**WHAT YOU SHOULD DO**
Find every line in the records that holds the string "关于印发济宁市". Copy each one.
— Start GIVEN DATA —
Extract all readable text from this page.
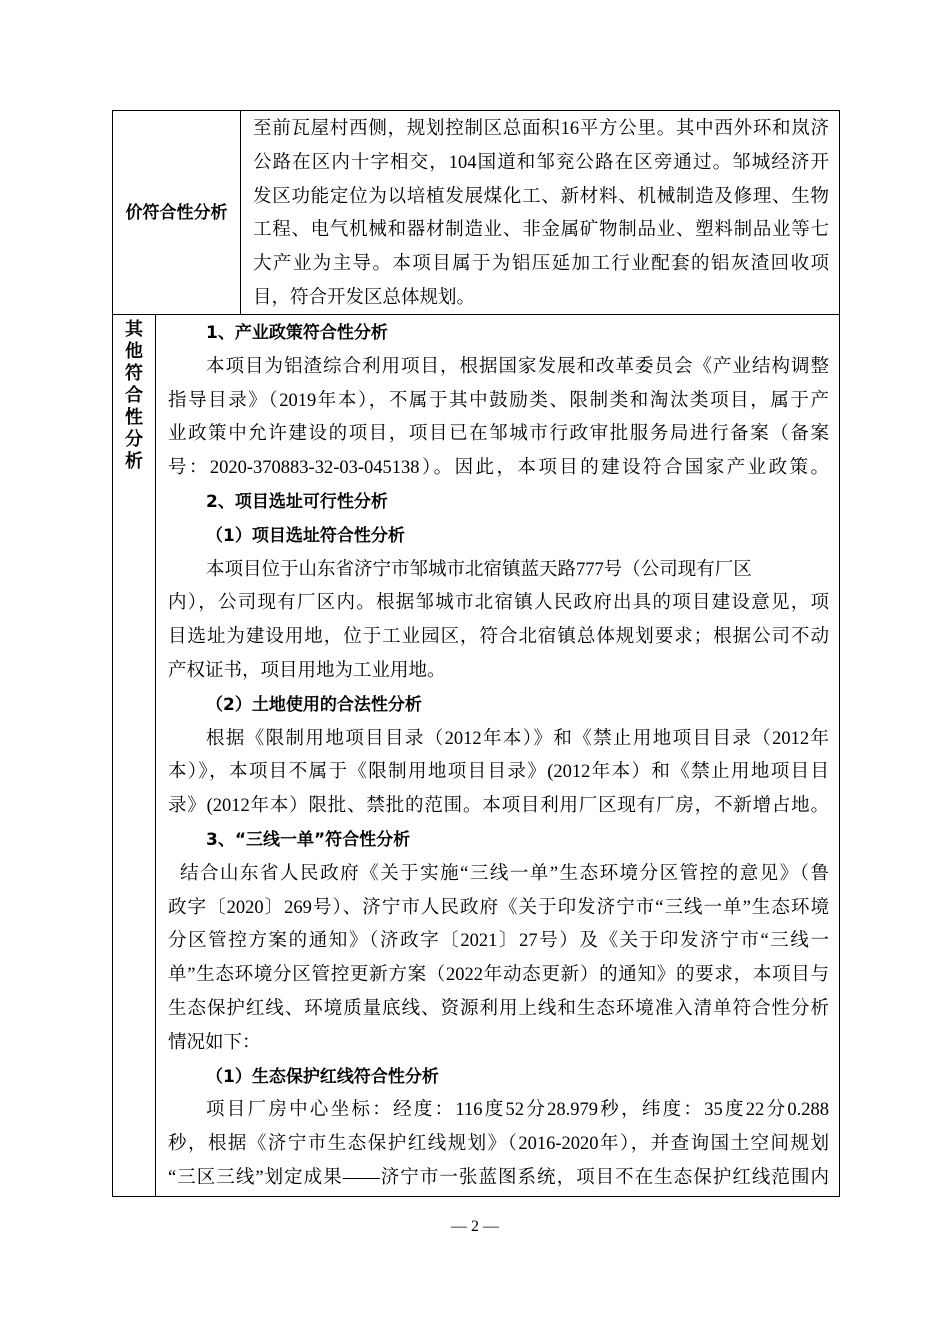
价符合性分析
至前瓦屋村西侧，规划控制区总面积16平方公里。其中西外环和岚济
公路在区内十字相交，104国道和邹兖公路在区旁通过。邹城经济开
发区功能定位为以培植发展煤化工、新材料、机械制造及修理、生物
工程、电气机械和器材制造业、非金属矿物制品业、塑料制品业等七
大产业为主导。本项目属于为铝压延加工行业配套的铝灰渣回收项
目，符合开发区总体规划。
其
他
符
合
性
分
析
1、产业政策符合性分析
本项目为铝渣综合利用项目，根据国家发展和改革委员会《产业结构调整
指导目录》（2019年本），不属于其中鼓励类、限制类和淘汰类项目，属于产
业政策中允许建设的项目，项目已在邹城市行政审批服务局进行备案（备案
号：2020-370883-32-03-045138）。因此，本项目的建设符合国家产业政策。
2、项目选址可行性分析
（1）项目选址符合性分析
本项目位于山东省济宁市邹城市北宿镇蓝天路777号（公司现有厂区
内），公司现有厂区内。根据邹城市北宿镇人民政府出具的项目建设意见，项
目选址为建设用地，位于工业园区，符合北宿镇总体规划要求；根据公司不动
产权证书，项目用地为工业用地。
（2）土地使用的合法性分析
根据《限制用地项目目录（2012年本）》和《禁止用地项目目录（2012年
本）》，本项目不属于《限制用地项目目录》(2012年本）和《禁止用地项目目
录》(2012年本）限批、禁批的范围。本项目利用厂区现有厂房，不新增占地。
3、“三线一单”符合性分析
结合山东省人民政府《关于实施“三线一单”生态环境分区管控的意见》（鲁
政字〔2020〕269号）、济宁市人民政府《关于印发济宁市“三线一单”生态环境
分区管控方案的通知》（济政字〔2021〕27号）及《关于印发济宁市“三线一
单”生态环境分区管控更新方案（2022年动态更新）的通知》的要求，本项目与
生态保护红线、环境质量底线、资源利用上线和生态环境准入清单符合性分析
情况如下：
（1）生态保护红线符合性分析
项目厂房中心坐标：经度：116度52分28.979秒，纬度：35度22分0.288
秒，根据《济宁市生态保护红线规划》（2016-2020年），并查询国土空间规划
“三区三线”划定成果——济宁市一张蓝图系统，项目不在生态保护红线范围内
— 2 —
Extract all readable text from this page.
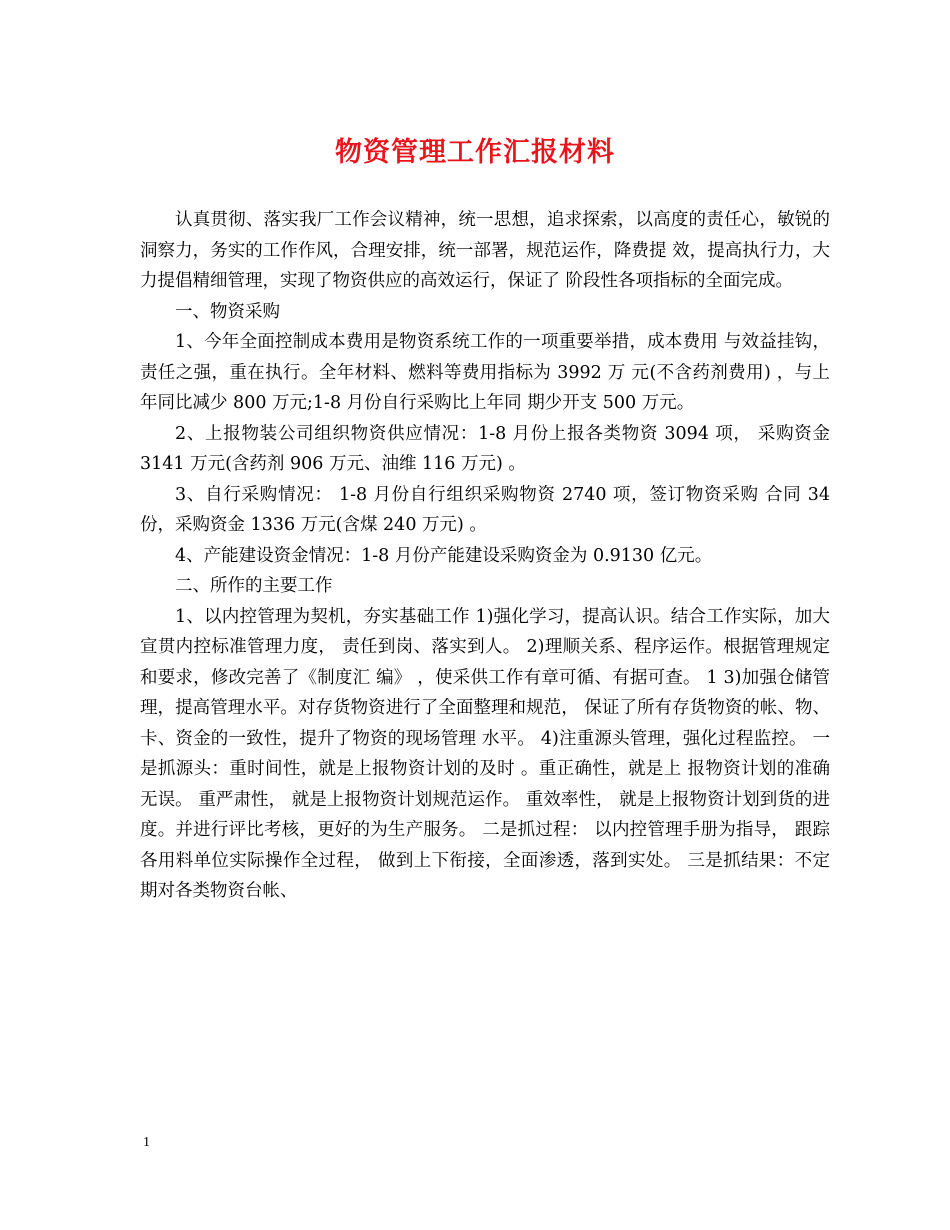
物资管理工作汇报材料

认真贯彻、落实我厂工作会议精神，统一思想，追求探索，以高度的责任心，敏锐的洞察力，务实的工作作风，合理安排，统一部署，规范运作，降费提 效，提高执行力，大力提倡精细管理，实现了物资供应的高效运行，保证了 阶段性各项指标的全面完成。

一、物资采购

1、今年全面控制成本费用是物资系统工作的一项重要举措，成本费用 与效益挂钩，责任之强，重在执行。全年材料、燃料等费用指标为 3992 万 元(不含药剂费用) ，与上年同比减少 800 万元;1-8 月份自行采购比上年同 期少开支 500 万元。

2、上报物装公司组织物资供应情况：1-8 月份上报各类物资 3094 项， 采购资金 3141 万元(含药剂 906 万元、油维 116 万元) 。

3、自行采购情况： 1-8 月份自行组织采购物资 2740 项，签订物资采购 合同 34 份，采购资金 1336 万元(含煤 240 万元) 。

4、产能建设资金情况：1-8 月份产能建设采购资金为 0.9130 亿元。

二、所作的主要工作

1、以内控管理为契机，夯实基础工作 1)强化学习，提高认识。结合工作实际，加大宣贯内控标准管理力度， 责任到岗、落实到人。 2)理顺关系、程序运作。根据管理规定和要求，修改完善了《制度汇 编》 ，使采供工作有章可循、有据可查。 1 3)加强仓储管理，提高管理水平。对存货物资进行了全面整理和规范， 保证了所有存货物资的帐、物、卡、资金的一致性，提升了物资的现场管理 水平。 4)注重源头管理，强化过程监控。 一是抓源头：重时间性，就是上报物资计划的及时 。重正确性，就是上 报物资计划的准确无误。 重严肃性， 就是上报物资计划规范运作。 重效率性， 就是上报物资计划到货的进度。并进行评比考核，更好的为生产服务。 二是抓过程： 以内控管理手册为指导， 跟踪各用料单位实际操作全过程， 做到上下衔接，全面渗透，落到实处。 三是抓结果：不定期对各类物资台帐、

1
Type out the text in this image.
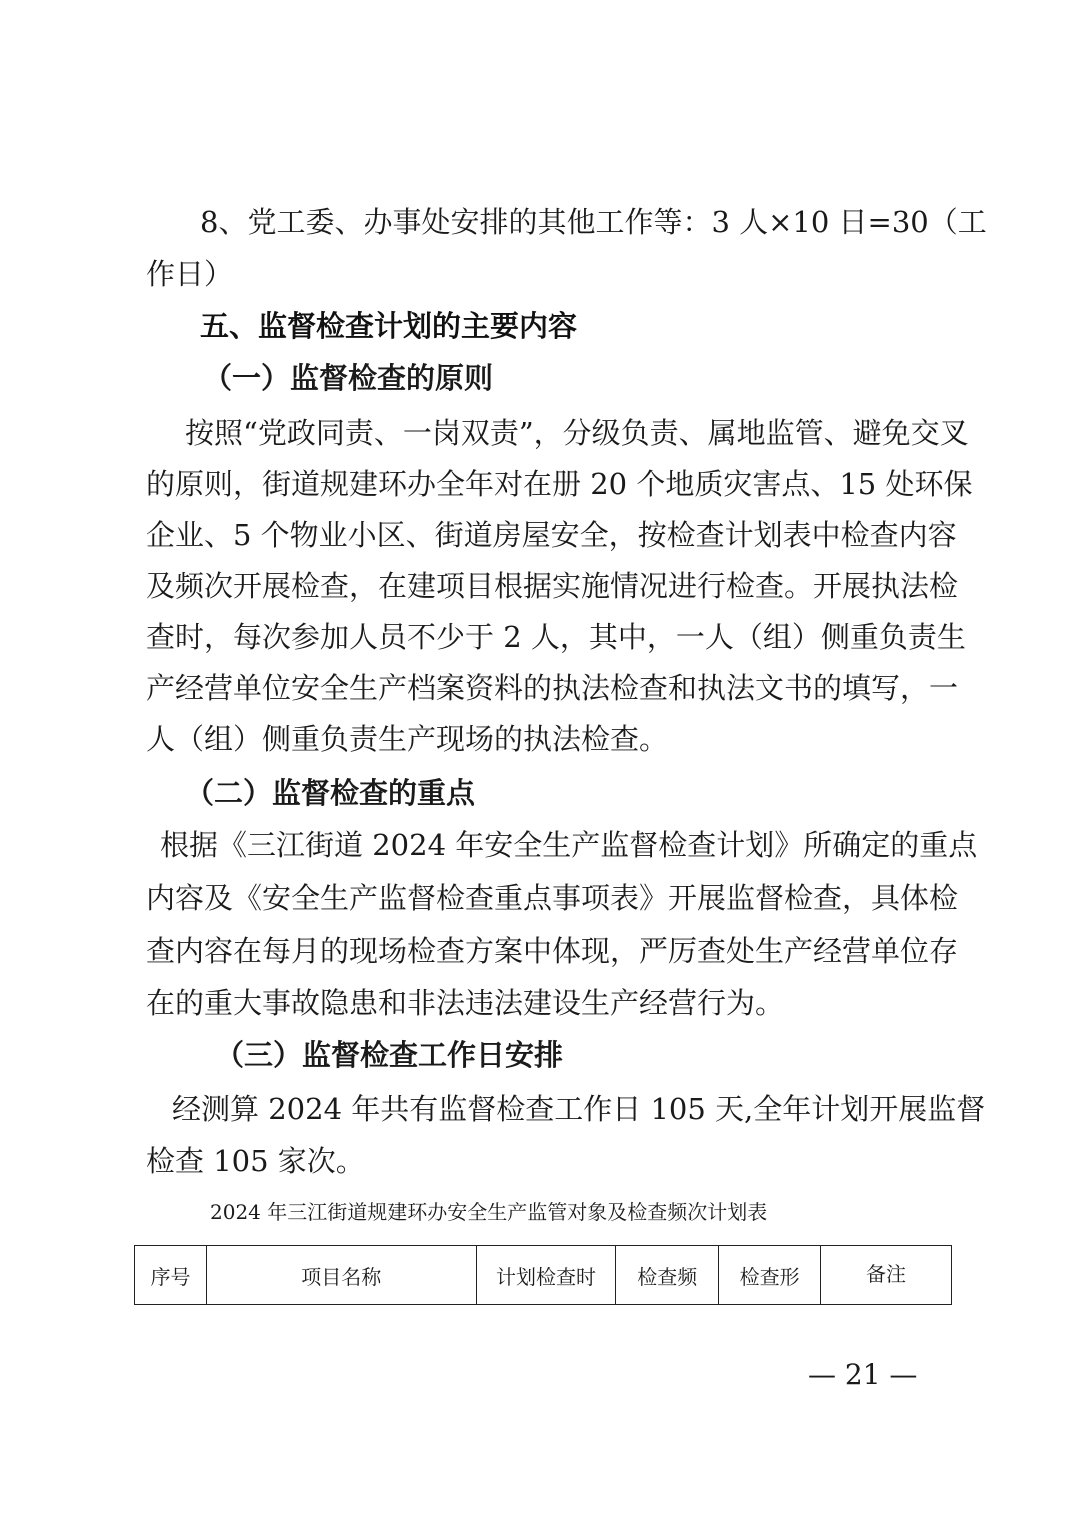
8、党工委、办事处安排的其他工作等：3 人×10 日=30（工
作日）
五、监督检查计划的主要内容
（一）监督检查的原则
按照“党政同责、一岗双责”，分级负责、属地监管、避免交叉
的原则，街道规建环办全年对在册 20 个地质灾害点、15 处环保
企业、5 个物业小区、街道房屋安全，按检查计划表中检查内容
及频次开展检查，在建项目根据实施情况进行检查。开展执法检
查时，每次参加人员不少于 2 人，其中，一人（组）侧重负责生
产经营单位安全生产档案资料的执法检查和执法文书的填写，一
人（组）侧重负责生产现场的执法检查。
（二）监督检查的重点
根据《三江街道 2024 年安全生产监督检查计划》所确定的重点
内容及《安全生产监督检查重点事项表》开展监督检查，具体检
查内容在每月的现场检查方案中体现，严厉查处生产经营单位存
在的重大事故隐患和非法违法建设生产经营行为。
（三）监督检查工作日安排
经测算 2024 年共有监督检查工作日 105 天,全年计划开展监督
检查 105 家次。
2024 年三江街道规建环办安全生产监管对象及检查频次计划表
序号	项目名称	计划检查时	检查频	检查形	备注
— 21 —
— End GIVEN DATA —
**TASK OUTPUT**
政字〔2020〕269号）、济宁市人民政府《关于印发济宁市“三线一单”生态环境
分区管控方案的通知》（济政字〔2021〕27号）及《关于印发济宁市“三线一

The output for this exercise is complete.